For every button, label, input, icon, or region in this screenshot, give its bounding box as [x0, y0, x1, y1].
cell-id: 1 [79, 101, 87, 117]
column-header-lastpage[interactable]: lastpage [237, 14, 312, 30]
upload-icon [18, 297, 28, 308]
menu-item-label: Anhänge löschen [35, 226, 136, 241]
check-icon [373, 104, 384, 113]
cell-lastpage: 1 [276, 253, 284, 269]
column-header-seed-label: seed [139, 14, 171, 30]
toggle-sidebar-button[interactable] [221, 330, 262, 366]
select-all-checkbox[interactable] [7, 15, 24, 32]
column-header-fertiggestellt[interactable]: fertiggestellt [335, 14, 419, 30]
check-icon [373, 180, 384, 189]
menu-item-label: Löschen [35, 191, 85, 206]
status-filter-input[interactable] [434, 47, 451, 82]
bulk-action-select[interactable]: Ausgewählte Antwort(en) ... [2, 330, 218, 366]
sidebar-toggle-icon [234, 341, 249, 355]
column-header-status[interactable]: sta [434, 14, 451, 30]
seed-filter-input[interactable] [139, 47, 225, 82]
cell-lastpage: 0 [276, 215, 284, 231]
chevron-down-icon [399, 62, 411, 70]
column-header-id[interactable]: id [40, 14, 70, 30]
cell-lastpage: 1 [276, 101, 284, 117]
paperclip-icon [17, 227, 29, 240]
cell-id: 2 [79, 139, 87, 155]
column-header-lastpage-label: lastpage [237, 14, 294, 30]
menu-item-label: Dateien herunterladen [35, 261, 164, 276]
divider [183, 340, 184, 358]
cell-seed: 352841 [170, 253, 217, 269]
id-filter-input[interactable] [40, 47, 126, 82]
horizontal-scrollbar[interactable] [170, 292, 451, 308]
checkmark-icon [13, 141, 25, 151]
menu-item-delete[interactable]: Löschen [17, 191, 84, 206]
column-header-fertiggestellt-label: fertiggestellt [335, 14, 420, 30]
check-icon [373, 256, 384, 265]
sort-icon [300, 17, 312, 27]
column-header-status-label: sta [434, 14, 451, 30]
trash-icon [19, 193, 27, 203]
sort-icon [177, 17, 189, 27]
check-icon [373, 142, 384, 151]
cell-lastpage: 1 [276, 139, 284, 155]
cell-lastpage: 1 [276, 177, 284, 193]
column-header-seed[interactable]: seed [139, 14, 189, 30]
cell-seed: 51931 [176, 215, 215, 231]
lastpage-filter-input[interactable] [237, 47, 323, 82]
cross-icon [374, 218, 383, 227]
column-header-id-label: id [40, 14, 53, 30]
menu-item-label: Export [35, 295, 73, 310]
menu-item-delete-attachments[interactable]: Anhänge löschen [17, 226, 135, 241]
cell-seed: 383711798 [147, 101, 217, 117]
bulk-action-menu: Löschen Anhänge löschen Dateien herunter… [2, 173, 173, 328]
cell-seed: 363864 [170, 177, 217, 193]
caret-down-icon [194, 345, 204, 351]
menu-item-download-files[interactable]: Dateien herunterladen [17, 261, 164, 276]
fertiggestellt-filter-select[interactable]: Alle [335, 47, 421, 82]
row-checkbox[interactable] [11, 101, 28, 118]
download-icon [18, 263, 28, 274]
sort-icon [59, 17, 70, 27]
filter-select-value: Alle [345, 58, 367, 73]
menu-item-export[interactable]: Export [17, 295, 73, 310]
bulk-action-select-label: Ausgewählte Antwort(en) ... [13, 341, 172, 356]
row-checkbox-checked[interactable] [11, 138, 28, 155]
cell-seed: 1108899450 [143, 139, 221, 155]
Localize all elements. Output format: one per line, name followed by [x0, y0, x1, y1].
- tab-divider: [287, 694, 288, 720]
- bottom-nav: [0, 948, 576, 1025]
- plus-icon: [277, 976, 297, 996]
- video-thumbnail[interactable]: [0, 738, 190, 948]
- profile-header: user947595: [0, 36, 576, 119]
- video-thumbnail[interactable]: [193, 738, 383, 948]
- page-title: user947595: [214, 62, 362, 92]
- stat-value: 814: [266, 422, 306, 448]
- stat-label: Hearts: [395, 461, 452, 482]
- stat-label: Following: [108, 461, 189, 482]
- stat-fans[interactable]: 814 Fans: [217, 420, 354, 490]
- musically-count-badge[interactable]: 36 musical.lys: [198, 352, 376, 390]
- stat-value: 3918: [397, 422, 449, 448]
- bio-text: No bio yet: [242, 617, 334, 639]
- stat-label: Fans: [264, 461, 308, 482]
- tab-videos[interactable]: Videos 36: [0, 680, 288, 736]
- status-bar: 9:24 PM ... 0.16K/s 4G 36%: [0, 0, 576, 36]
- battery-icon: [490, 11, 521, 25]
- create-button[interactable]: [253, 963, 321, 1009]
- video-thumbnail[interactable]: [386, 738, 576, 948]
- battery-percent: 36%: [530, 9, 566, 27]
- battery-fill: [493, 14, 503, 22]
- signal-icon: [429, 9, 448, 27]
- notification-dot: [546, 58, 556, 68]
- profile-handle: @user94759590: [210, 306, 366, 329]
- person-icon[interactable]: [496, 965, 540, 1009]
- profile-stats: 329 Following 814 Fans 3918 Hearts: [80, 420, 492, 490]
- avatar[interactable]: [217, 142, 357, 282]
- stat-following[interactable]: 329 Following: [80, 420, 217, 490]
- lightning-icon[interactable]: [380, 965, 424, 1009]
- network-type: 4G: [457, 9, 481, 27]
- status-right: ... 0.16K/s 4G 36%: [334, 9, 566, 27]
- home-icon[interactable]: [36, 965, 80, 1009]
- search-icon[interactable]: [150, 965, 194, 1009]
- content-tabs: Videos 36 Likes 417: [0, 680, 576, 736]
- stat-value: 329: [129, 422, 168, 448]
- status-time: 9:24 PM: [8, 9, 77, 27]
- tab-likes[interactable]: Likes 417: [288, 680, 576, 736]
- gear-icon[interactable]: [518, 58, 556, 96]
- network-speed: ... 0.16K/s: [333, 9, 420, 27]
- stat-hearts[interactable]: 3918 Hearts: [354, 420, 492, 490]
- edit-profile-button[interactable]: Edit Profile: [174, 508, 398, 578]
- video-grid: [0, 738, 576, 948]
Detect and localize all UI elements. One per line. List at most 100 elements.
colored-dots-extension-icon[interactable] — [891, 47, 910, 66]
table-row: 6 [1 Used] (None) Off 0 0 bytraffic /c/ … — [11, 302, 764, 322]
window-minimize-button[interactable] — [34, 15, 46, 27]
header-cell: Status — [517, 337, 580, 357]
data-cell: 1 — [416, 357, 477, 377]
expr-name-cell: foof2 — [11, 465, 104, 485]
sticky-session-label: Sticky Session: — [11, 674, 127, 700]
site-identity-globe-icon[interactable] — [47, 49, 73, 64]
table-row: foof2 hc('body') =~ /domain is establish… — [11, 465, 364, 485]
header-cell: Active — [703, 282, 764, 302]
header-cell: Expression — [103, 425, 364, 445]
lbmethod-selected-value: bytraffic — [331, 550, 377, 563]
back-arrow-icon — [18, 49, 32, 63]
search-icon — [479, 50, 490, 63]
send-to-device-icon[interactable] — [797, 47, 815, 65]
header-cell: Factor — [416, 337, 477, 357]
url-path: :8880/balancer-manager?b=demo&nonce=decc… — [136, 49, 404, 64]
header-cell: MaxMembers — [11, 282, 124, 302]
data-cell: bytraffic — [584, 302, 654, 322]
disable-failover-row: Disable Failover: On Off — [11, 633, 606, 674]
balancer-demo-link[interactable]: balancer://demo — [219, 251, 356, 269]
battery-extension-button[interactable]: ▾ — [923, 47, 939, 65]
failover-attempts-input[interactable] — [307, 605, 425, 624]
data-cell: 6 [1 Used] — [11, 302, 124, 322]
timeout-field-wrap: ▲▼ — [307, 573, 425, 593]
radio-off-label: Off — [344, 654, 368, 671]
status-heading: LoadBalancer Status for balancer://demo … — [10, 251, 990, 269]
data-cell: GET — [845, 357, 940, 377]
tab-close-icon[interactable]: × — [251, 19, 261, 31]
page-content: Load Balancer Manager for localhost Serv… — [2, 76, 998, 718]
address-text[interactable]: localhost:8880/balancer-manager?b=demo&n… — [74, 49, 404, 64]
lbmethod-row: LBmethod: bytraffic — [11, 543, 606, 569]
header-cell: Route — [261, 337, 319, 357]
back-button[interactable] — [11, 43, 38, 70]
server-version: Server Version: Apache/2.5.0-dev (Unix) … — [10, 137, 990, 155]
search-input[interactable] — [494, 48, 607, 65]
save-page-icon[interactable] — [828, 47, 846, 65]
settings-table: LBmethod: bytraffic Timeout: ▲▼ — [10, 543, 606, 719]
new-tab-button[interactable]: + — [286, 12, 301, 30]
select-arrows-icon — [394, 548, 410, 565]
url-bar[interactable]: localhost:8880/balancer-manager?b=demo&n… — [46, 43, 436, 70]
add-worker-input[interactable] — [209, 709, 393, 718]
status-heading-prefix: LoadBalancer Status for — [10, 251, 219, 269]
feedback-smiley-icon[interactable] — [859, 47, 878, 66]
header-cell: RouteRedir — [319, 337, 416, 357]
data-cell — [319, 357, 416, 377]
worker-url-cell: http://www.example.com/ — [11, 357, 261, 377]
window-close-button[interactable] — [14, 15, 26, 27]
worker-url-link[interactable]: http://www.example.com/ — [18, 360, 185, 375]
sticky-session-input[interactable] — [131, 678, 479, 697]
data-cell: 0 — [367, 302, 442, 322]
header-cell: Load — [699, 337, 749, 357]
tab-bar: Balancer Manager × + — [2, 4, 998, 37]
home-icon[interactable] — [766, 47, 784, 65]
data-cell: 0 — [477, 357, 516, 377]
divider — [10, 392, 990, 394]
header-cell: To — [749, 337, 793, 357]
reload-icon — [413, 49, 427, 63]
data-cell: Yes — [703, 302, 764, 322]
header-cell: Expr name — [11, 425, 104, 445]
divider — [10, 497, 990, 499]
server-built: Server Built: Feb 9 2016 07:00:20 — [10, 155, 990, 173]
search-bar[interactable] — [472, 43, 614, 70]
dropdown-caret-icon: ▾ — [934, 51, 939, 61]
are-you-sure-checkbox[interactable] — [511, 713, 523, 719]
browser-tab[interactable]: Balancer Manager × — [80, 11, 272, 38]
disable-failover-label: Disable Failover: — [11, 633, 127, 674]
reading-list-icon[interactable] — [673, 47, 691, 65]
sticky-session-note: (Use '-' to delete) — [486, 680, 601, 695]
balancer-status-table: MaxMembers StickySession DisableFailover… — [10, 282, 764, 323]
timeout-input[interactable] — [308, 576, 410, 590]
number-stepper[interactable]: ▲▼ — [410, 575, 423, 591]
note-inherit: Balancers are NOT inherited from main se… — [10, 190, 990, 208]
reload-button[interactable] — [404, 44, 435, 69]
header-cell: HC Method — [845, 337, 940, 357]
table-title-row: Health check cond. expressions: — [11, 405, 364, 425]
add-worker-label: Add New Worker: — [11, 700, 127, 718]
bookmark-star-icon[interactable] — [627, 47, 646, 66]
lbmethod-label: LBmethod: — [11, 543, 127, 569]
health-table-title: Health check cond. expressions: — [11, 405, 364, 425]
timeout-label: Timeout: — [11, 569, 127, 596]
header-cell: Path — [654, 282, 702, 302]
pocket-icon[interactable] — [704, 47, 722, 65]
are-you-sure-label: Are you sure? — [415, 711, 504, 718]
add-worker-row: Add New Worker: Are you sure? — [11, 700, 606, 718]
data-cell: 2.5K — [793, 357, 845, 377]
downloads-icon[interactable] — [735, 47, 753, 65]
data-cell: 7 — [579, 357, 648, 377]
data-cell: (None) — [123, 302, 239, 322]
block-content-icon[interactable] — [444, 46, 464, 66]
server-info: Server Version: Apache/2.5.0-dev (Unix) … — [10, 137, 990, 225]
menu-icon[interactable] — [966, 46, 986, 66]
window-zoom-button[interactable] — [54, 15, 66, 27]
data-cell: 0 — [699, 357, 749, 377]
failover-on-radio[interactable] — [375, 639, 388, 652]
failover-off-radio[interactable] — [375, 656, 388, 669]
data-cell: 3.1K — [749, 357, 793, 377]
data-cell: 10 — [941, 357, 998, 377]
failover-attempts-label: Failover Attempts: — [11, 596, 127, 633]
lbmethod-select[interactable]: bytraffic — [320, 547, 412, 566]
□ □ □ □ □
Written instruction
Rewrite the items from the first line through the line containing "column-header-seed[interactable]: seed [139, 14, 189, 30]", changing every "check-icon" to "tick-icon" and leaving everything else as it is.

Complete response
For every button, label, input, icon, or region in this screenshot, give its bounding box as [x0, y0, x1, y1].
cell-id: 1 [79, 101, 87, 117]
column-header-lastpage[interactable]: lastpage [237, 14, 312, 30]
upload-icon [18, 297, 28, 308]
menu-item-label: Anhänge löschen [35, 226, 136, 241]
tick-icon [373, 104, 384, 113]
cell-lastpage: 1 [276, 253, 284, 269]
column-header-seed-label: seed [139, 14, 171, 30]
toggle-sidebar-button[interactable] [221, 330, 262, 366]
select-all-checkbox[interactable] [7, 15, 24, 32]
column-header-fertiggestellt[interactable]: fertiggestellt [335, 14, 419, 30]
tick-icon [373, 180, 384, 189]
menu-item-label: Löschen [35, 191, 85, 206]
status-filter-input[interactable] [434, 47, 451, 82]
bulk-action-select[interactable]: Ausgewählte Antwort(en) ... [2, 330, 218, 366]
sidebar-toggle-icon [234, 341, 249, 355]
column-header-status[interactable]: sta [434, 14, 451, 30]
seed-filter-input[interactable] [139, 47, 225, 82]
cell-lastpage: 0 [276, 215, 284, 231]
chevron-down-icon [399, 62, 411, 70]
column-header-id[interactable]: id [40, 14, 70, 30]
cell-lastpage: 1 [276, 101, 284, 117]
paperclip-icon [17, 227, 29, 240]
cell-id: 2 [79, 139, 87, 155]
column-header-lastpage-label: lastpage [237, 14, 294, 30]
menu-item-label: Dateien herunterladen [35, 261, 164, 276]
divider [183, 340, 184, 358]
cell-seed: 352841 [170, 253, 217, 269]
id-filter-input[interactable] [40, 47, 126, 82]
horizontal-scrollbar[interactable] [170, 292, 451, 308]
checkmark-icon [13, 141, 25, 151]
menu-item-delete[interactable]: Löschen [17, 191, 84, 206]
column-header-fertiggestellt-label: fertiggestellt [335, 14, 420, 30]
tick-icon [373, 256, 384, 265]
sort-icon [300, 17, 312, 27]
column-header-status-label: sta [434, 14, 451, 30]
trash-icon [19, 193, 27, 203]
sort-icon [177, 17, 189, 27]
tick-icon [373, 142, 384, 151]
cell-lastpage: 1 [276, 139, 284, 155]
cell-lastpage: 1 [276, 177, 284, 193]
column-header-seed[interactable]: seed [139, 14, 189, 30]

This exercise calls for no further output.